*To do*.
Please write out the material that follows, exactly as it stands.

╭─ Source records

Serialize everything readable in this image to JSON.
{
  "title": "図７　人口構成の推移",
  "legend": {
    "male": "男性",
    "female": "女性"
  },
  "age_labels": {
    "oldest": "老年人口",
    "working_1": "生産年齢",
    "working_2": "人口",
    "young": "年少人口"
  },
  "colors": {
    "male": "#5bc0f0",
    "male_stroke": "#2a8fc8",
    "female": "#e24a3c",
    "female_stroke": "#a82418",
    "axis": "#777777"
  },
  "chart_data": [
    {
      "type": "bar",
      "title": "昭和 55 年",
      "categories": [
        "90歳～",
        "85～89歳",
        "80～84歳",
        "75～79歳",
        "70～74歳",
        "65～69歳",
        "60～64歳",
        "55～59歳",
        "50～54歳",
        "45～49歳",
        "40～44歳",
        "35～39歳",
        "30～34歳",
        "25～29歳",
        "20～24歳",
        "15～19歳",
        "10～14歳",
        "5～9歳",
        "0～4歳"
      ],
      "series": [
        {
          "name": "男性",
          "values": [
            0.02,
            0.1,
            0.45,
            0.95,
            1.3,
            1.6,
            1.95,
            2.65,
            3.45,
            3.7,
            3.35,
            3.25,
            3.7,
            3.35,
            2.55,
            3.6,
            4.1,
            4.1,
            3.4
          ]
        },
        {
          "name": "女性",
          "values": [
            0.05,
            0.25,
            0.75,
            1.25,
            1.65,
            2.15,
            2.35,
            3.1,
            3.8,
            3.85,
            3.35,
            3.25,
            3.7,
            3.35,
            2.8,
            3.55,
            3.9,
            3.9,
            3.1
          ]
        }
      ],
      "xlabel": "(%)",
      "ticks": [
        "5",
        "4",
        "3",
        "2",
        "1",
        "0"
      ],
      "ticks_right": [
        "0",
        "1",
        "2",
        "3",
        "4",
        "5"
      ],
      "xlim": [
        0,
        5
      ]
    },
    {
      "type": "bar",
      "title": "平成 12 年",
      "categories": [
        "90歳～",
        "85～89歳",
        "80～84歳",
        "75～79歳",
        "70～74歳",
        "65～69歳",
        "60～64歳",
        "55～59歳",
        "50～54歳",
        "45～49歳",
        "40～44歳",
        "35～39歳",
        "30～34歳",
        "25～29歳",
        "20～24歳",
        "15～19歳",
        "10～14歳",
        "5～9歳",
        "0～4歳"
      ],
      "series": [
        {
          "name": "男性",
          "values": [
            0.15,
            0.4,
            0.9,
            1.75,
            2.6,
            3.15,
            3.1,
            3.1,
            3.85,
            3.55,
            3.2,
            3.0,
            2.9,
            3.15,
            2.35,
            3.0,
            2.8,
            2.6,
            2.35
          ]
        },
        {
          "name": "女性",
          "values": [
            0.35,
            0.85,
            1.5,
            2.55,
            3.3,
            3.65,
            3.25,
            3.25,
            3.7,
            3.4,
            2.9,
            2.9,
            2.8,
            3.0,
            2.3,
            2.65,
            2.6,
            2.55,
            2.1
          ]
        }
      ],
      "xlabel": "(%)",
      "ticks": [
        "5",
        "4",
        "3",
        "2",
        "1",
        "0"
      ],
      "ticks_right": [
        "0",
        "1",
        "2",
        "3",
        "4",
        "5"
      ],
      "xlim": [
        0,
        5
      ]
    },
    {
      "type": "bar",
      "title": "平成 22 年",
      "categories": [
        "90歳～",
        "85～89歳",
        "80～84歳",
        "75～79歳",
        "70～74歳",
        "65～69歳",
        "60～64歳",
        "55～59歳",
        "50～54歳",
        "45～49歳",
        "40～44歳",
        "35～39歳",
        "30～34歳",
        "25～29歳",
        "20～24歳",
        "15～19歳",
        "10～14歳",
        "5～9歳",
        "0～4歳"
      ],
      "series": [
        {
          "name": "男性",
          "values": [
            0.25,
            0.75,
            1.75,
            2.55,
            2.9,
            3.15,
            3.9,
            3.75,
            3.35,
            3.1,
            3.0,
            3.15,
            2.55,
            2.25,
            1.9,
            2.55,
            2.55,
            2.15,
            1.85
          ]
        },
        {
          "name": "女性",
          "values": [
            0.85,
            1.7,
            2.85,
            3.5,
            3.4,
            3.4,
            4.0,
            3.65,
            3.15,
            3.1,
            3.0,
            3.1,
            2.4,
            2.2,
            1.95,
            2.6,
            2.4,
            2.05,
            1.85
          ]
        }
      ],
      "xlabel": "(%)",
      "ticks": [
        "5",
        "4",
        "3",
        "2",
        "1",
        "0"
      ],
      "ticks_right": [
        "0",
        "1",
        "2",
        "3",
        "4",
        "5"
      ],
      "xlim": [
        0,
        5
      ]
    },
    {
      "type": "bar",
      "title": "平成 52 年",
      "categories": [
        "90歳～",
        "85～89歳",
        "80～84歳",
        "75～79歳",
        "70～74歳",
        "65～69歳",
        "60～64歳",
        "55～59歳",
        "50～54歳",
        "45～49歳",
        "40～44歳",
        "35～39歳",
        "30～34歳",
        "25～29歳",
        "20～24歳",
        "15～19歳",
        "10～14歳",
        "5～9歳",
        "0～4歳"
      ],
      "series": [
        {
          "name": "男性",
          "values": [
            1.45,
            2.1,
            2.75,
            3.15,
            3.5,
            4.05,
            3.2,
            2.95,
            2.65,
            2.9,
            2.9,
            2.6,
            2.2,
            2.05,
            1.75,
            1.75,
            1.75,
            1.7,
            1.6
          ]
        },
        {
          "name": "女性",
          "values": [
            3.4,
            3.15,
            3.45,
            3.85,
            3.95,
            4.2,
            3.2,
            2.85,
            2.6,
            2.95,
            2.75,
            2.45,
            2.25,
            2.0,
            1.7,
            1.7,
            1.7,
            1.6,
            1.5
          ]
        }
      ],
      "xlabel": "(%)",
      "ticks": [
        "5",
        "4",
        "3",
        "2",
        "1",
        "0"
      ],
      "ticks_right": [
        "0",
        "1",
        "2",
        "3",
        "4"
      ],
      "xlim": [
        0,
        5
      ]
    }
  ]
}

╰─

*Task answer*.
Serialize everything readable in this image to JSON.
{
  "title": "図７　人口構成の推移",
  "legend": {
    "male": "男性",
    "female": "女性"
  },
  "age_labels": {
    "oldest": "老年人口",
    "working_1": "生産年齢",
    "working_2": "人口",
    "young": "年少人口"
  },
  "colors": {
    "male": "#5bc0f0",
    "male_stroke": "#2a8fc8",
    "female": "#e24a3c",
    "female_stroke": "#a82418",
    "axis": "#777777"
  },
  "chart_data": [
    {
      "type": "bar",
      "title": "昭和 55 年",
      "categories": [
        "90歳～",
        "85～89歳",
        "80～84歳",
        "75～79歳",
        "70～74歳",
        "65～69歳",
        "60～64歳",
        "55～59歳",
        "50～54歳",
        "45～49歳",
        "40～44歳",
        "35～39歳",
        "30～34歳",
        "25～29歳",
        "20～24歳",
        "15～19歳",
        "10～14歳",
        "5～9歳",
        "0～4歳"
      ],
      "series": [
        {
          "name": "男性",
          "values": [
            0.02,
            0.1,
            0.45,
            0.95,
            1.3,
            1.6,
            1.95,
            2.65,
            3.45,
            3.7,
            3.35,
            3.25,
            3.7,
            3.35,
            2.55,
            3.6,
            4.1,
            4.1,
            3.4
          ]
        },
        {
          "name": "女性",
          "values": [
            0.05,
            0.25,
            0.75,
            1.25,
            1.65,
            2.15,
            2.35,
            3.1,
            3.8,
            3.85,
            3.35,
            3.25,
            3.7,
            3.35,
            2.8,
            3.55,
            3.9,
            3.9,
            3.1
          ]
        }
      ],
      "xlabel": "(%)",
      "ticks": [
        "5",
        "4",
        "3",
        "2",
        "1",
        "0"
      ],
      "ticks_right": [
        "0",
        "1",
        "2",
        "3",
        "4",
        "5"
      ],
      "xlim": [
        0,
        5
      ]
    },
    {
      "type": "bar",
      "title": "平成 12 年",
      "categories": [
        "90歳～",
        "85～89歳",
        "80～84歳",
        "75～79歳",
        "70～74歳",
        "65～69歳",
        "60～64歳",
        "55～59歳",
        "50～54歳",
        "45～49歳",
        "40～44歳",
        "35～39歳",
        "30～34歳",
        "25～29歳",
        "20～24歳",
        "15～19歳",
        "10～14歳",
        "5～9歳",
        "0～4歳"
      ],
      "series": [
        {
          "name": "男性",
          "values": [
            0.15,
            0.4,
            0.9,
            1.75,
            2.6,
            3.15,
            3.1,
            3.1,
            3.85,
            3.55,
            3.2,
            3.0,
            2.9,
            3.15,
            2.35,
            3.0,
            2.8,
            2.6,
            2.35
          ]
        },
        {
          "name": "女性",
          "values": [
            0.35,
            0.85,
            1.5,
            2.55,
            3.3,
            3.65,
            3.25,
            3.25,
            3.7,
            3.4,
            2.9,
            2.9,
            2.8,
            3.0,
            2.3,
            2.65,
            2.6,
            2.55,
            2.1
          ]
        }
      ],
      "xlabel": "(%)",
      "ticks": [
        "5",
        "4",
        "3",
        "2",
        "1",
        "0"
      ],
      "ticks_right": [
        "0",
        "1",
        "2",
        "3",
        "4",
        "5"
      ],
      "xlim": [
        0,
        5
      ]
    },
    {
      "type": "bar",
      "title": "平成 22 年",
      "categories": [
        "90歳～",
        "85～89歳",
        "80～84歳",
        "75～79歳",
        "70～74歳",
        "65～69歳",
        "60～64歳",
        "55～59歳",
        "50～54歳",
        "45～49歳",
        "40～44歳",
        "35～39歳",
        "30～34歳",
        "25～29歳",
        "20～24歳",
        "15～19歳",
        "10～14歳",
        "5～9歳",
        "0～4歳"
      ],
      "series": [
        {
          "name": "男性",
          "values": [
            0.25,
            0.75,
            1.75,
            2.55,
            2.9,
            3.15,
            3.9,
            3.75,
            3.35,
            3.1,
            3.0,
            3.15,
            2.55,
            2.25,
            1.9,
            2.55,
            2.55,
            2.15,
            1.85
          ]
        },
        {
          "name": "女性",
          "values": [
            0.85,
            1.7,
            2.85,
            3.5,
            3.4,
            3.4,
            4.0,
            3.65,
            3.15,
            3.1,
            3.0,
            3.1,
            2.4,
            2.2,
            1.95,
            2.6,
            2.4,
            2.05,
            1.85
          ]
        }
      ],
      "xlabel": "(%)",
      "ticks": [
        "5",
        "4",
        "3",
        "2",
        "1",
        "0"
      ],
      "ticks_right": [
        "0",
        "1",
        "2",
        "3",
        "4",
        "5"
      ],
      "xlim": [
        0,
        5
      ]
    },
    {
      "type": "bar",
      "title": "平成 52 年",
      "categories": [
        "90歳～",
        "85～89歳",
        "80～84歳",
        "75～79歳",
        "70～74歳",
        "65～69歳",
        "60～64歳",
        "55～59歳",
        "50～54歳",
        "45～49歳",
        "40～44歳",
        "35～39歳",
        "30～34歳",
        "25～29歳",
        "20～24歳",
        "15～19歳",
        "10～14歳",
        "5～9歳",
        "0～4歳"
      ],
      "series": [
        {
          "name": "男性",
          "values": [
            1.45,
            2.1,
            2.75,
            3.15,
            3.5,
            4.05,
            3.2,
            2.95,
            2.65,
            2.9,
            2.9,
            2.6,
            2.2,
            2.05,
            1.75,
            1.75,
            1.75,
            1.7,
            1.6
          ]
        },
        {
          "name": "女性",
          "values": [
            3.4,
            3.15,
            3.45,
            3.85,
            3.95,
            4.2,
            3.2,
            2.85,
            2.6,
            2.95,
            2.75,
            2.45,
            2.25,
            2.0,
            1.7,
            1.7,
            1.7,
            1.6,
            1.5
          ]
        }
      ],
      "xlabel": "(%)",
      "ticks": [
        "5",
        "4",
        "3",
        "2",
        "1",
        "0"
      ],
      "ticks_right": [
        "0",
        "1",
        "2",
        "3",
        "4"
      ],
      "xlim": [
        0,
        5
      ]
    }
  ]
}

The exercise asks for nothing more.